--- START Provided data ---

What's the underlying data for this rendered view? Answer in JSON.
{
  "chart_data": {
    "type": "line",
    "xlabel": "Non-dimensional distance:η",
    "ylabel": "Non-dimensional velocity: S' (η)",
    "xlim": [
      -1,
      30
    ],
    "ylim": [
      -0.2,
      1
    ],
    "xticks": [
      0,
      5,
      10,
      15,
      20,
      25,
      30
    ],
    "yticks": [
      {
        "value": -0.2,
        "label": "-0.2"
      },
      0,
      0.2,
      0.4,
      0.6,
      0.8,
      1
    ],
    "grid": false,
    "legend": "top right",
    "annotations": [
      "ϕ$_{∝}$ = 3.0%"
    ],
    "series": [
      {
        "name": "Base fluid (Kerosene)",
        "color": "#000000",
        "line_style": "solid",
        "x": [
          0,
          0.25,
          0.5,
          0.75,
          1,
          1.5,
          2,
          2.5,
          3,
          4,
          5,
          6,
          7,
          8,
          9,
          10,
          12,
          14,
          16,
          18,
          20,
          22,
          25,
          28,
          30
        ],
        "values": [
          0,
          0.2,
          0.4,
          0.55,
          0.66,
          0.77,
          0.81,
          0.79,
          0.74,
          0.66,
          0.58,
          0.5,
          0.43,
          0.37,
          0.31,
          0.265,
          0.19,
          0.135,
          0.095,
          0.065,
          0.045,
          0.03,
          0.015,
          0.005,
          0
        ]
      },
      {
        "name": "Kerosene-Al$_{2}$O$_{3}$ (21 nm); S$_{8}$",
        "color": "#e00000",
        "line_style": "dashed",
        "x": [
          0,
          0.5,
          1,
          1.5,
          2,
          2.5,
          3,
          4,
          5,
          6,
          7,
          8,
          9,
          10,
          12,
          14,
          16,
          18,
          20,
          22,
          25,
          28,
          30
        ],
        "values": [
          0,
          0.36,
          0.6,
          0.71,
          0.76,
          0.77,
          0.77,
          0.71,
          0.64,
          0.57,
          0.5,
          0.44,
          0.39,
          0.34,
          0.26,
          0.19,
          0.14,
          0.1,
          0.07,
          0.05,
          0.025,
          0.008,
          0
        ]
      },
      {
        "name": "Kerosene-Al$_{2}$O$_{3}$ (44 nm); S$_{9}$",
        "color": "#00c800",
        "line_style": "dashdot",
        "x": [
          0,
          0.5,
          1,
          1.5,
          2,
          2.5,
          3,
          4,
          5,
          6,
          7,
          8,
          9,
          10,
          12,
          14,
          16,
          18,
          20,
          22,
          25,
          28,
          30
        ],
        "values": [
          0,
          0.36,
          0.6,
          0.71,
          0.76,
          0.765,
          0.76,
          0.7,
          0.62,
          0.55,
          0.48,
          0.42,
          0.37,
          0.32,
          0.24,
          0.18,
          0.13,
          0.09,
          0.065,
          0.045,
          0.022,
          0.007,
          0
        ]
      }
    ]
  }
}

--- END Provided data ---

◆ Your instructions ◆
Every line holding "color" should be copied out.

◆ Finished task ◆
        "color": "#000000",
        "color": "#e00000",
        "color": "#00c800",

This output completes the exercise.